• **INFORMATION GIVEN**
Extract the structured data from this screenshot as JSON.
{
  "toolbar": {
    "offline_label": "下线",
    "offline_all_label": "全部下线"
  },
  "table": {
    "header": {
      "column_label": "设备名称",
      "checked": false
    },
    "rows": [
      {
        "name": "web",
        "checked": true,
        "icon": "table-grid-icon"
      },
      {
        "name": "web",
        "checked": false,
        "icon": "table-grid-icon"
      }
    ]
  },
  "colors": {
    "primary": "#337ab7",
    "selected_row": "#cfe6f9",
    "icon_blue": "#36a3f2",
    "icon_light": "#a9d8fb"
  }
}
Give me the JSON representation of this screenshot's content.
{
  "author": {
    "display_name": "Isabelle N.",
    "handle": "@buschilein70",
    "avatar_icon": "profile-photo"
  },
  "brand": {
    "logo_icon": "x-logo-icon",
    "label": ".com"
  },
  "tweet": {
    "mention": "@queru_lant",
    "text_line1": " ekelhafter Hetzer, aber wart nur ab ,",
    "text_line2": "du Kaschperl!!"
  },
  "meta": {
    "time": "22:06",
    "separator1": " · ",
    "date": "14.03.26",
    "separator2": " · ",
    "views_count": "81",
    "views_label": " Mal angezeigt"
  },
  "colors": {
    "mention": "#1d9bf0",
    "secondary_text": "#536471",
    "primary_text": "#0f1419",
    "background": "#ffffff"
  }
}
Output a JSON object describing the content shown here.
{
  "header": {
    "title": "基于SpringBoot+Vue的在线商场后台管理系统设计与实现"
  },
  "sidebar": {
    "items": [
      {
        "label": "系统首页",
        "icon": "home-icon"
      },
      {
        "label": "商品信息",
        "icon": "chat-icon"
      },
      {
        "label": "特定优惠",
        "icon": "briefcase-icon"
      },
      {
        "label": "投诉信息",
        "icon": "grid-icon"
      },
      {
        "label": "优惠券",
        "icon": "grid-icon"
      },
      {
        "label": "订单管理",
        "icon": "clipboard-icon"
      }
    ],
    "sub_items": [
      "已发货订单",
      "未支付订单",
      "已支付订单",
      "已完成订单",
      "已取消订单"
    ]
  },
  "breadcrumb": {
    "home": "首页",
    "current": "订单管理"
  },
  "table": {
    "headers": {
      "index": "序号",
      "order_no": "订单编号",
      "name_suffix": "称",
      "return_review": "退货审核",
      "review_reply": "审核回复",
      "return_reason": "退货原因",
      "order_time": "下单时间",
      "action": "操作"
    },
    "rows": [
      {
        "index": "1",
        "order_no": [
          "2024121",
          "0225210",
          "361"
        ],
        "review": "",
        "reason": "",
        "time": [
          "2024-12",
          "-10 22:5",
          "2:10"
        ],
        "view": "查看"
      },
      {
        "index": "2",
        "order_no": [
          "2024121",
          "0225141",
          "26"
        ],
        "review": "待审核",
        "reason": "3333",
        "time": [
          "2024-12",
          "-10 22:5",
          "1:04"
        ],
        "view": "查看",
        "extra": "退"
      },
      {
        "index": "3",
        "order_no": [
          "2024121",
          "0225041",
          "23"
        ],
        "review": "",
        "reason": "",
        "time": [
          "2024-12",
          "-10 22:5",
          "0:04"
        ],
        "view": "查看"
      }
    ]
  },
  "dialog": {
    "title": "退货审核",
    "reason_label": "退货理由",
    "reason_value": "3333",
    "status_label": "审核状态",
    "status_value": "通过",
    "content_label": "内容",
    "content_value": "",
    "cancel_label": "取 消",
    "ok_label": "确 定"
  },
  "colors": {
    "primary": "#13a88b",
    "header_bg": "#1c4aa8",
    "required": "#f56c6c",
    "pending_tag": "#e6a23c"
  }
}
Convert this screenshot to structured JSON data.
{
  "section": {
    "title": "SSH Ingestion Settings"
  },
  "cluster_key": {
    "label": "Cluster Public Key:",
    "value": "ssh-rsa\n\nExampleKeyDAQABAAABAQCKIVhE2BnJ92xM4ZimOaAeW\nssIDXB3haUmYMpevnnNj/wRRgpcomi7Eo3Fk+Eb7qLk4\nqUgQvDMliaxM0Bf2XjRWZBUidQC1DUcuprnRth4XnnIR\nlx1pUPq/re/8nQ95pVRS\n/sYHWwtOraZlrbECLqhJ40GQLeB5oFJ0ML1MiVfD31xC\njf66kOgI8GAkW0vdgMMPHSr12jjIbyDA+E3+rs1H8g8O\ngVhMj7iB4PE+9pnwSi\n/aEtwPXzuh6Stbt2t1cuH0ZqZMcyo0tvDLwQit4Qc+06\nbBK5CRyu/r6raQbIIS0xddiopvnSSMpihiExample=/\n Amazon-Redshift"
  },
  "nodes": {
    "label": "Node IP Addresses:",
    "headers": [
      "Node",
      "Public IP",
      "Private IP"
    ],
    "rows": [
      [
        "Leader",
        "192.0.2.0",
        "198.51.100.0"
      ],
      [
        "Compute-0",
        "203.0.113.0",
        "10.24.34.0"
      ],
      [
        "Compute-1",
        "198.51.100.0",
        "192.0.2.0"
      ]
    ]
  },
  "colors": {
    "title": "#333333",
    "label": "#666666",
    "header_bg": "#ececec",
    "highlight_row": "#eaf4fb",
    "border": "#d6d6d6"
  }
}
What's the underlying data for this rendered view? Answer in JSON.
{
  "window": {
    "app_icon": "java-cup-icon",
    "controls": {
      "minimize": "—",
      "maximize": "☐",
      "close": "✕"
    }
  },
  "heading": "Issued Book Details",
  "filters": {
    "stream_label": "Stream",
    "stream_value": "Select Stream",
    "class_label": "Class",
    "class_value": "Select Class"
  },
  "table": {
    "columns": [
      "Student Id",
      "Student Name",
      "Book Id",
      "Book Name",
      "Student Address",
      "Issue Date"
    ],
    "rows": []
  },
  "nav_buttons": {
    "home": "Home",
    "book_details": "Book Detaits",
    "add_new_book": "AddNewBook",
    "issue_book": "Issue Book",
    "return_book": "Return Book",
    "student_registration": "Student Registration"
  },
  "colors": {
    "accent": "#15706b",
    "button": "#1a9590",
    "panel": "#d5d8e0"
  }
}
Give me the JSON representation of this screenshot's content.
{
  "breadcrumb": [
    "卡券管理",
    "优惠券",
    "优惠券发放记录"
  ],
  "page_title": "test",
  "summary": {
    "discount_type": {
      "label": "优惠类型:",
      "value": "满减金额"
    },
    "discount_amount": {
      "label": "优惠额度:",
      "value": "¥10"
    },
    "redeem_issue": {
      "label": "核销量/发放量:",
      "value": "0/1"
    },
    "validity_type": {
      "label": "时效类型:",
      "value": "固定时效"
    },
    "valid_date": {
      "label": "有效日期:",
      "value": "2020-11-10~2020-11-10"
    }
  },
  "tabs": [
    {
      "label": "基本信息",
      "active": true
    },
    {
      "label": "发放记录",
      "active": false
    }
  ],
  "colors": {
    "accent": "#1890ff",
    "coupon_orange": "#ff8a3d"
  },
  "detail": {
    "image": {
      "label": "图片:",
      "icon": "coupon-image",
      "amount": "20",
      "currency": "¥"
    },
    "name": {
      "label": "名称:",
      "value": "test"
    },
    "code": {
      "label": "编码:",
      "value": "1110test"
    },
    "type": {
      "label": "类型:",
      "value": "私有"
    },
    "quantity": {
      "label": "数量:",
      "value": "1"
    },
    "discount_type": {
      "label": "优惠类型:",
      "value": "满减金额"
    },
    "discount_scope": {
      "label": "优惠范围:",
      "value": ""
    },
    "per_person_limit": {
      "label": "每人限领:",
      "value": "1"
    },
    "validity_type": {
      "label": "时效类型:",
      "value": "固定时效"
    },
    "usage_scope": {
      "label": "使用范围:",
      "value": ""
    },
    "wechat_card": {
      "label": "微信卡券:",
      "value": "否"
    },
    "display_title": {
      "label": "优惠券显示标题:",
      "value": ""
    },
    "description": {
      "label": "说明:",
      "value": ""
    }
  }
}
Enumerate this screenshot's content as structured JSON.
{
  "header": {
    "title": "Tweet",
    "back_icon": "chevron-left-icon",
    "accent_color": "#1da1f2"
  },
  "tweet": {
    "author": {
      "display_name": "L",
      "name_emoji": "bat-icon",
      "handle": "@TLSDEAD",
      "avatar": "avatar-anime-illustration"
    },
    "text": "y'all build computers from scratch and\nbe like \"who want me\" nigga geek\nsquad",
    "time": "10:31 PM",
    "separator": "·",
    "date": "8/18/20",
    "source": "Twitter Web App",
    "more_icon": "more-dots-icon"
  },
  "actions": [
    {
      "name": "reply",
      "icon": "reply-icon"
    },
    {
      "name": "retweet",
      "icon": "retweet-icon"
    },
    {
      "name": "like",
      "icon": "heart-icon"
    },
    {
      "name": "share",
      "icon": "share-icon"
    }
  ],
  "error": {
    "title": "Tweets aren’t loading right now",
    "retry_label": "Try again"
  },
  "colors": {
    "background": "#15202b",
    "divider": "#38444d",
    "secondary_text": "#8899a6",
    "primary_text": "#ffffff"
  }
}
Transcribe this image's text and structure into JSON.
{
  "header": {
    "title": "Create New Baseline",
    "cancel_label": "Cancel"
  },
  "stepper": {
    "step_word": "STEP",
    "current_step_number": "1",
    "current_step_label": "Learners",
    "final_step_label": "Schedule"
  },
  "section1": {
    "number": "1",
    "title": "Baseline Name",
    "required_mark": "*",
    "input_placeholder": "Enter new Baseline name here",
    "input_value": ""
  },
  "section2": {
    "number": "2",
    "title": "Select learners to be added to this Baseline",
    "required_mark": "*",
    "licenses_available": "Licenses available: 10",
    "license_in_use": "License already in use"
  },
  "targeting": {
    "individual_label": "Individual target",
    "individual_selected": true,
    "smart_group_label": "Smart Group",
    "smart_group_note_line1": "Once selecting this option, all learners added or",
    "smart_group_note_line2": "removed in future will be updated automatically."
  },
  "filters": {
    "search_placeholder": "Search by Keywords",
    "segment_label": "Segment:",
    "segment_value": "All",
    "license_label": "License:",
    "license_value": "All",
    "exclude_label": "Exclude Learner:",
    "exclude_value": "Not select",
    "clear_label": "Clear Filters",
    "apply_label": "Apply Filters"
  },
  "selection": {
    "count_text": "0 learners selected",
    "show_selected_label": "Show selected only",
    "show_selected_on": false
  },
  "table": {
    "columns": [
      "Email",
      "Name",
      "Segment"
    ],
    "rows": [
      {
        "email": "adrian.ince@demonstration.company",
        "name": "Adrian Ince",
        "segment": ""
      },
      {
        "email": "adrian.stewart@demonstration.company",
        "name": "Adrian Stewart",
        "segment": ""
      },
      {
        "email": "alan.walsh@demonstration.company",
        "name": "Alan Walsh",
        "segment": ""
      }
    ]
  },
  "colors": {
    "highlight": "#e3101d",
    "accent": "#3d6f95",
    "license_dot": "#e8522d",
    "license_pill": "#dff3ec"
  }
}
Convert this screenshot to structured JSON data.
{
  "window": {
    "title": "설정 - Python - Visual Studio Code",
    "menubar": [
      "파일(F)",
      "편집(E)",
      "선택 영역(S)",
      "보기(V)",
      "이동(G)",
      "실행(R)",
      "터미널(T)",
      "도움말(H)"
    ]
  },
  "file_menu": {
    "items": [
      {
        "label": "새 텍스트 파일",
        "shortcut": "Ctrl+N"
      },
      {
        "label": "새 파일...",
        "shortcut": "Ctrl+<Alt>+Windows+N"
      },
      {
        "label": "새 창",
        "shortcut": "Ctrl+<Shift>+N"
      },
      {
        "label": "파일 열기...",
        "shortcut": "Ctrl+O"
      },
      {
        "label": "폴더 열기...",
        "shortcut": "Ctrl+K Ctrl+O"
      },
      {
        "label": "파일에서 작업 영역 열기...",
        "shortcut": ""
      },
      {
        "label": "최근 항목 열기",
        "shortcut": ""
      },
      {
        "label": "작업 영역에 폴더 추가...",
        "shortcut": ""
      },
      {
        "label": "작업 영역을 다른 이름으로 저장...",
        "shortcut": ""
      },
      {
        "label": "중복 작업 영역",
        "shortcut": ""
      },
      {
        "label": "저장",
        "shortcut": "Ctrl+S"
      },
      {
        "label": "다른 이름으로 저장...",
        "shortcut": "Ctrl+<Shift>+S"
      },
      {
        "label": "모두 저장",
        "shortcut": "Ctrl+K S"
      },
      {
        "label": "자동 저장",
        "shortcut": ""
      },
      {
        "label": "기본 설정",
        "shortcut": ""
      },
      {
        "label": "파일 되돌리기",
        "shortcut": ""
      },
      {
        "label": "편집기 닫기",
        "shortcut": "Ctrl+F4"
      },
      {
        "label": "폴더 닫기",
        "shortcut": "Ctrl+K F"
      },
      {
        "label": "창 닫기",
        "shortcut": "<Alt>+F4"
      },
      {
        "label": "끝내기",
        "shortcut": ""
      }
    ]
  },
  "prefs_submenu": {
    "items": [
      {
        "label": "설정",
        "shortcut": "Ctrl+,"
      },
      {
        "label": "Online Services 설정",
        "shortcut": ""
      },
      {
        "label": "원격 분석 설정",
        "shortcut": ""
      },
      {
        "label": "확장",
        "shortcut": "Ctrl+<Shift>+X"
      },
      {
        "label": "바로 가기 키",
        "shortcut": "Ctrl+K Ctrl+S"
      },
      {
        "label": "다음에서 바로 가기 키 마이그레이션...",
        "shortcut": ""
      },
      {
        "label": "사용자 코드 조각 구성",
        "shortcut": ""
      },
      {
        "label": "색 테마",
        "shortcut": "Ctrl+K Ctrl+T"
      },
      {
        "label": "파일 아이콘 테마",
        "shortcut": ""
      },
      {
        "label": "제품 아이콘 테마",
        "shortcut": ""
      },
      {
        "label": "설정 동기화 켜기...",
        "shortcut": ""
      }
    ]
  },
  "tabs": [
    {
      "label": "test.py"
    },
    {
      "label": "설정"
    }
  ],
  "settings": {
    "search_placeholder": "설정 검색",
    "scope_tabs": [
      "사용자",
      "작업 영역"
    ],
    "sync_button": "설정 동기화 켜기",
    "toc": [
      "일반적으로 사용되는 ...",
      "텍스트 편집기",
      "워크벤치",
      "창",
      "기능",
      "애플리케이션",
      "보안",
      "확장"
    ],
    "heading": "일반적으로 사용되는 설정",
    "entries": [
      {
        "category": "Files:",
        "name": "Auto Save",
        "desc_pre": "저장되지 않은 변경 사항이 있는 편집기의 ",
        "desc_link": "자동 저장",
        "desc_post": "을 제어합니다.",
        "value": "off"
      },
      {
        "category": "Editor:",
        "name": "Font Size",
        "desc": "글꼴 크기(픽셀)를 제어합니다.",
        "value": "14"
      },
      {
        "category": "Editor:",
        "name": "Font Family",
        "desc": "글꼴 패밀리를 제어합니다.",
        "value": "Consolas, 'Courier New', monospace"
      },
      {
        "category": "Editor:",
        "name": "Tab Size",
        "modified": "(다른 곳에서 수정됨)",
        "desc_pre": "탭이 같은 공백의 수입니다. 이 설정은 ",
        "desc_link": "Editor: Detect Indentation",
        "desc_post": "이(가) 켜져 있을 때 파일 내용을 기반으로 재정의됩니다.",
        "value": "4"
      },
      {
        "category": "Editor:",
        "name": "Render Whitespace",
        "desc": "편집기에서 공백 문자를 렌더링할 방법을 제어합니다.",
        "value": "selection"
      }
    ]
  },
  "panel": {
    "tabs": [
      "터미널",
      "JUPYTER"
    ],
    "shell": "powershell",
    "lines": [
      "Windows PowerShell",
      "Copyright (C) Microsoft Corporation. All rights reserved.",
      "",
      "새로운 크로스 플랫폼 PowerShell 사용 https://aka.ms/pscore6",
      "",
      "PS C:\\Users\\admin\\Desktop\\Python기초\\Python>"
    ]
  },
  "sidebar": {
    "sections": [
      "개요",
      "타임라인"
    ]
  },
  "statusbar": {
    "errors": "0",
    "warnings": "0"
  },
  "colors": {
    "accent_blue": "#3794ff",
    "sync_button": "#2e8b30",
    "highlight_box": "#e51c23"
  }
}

• **WORK TO BE COMPLETED**
Across the records, count the lines holding the string "이름으로". Give the number and stop.

• **COMPLETED TASK**
2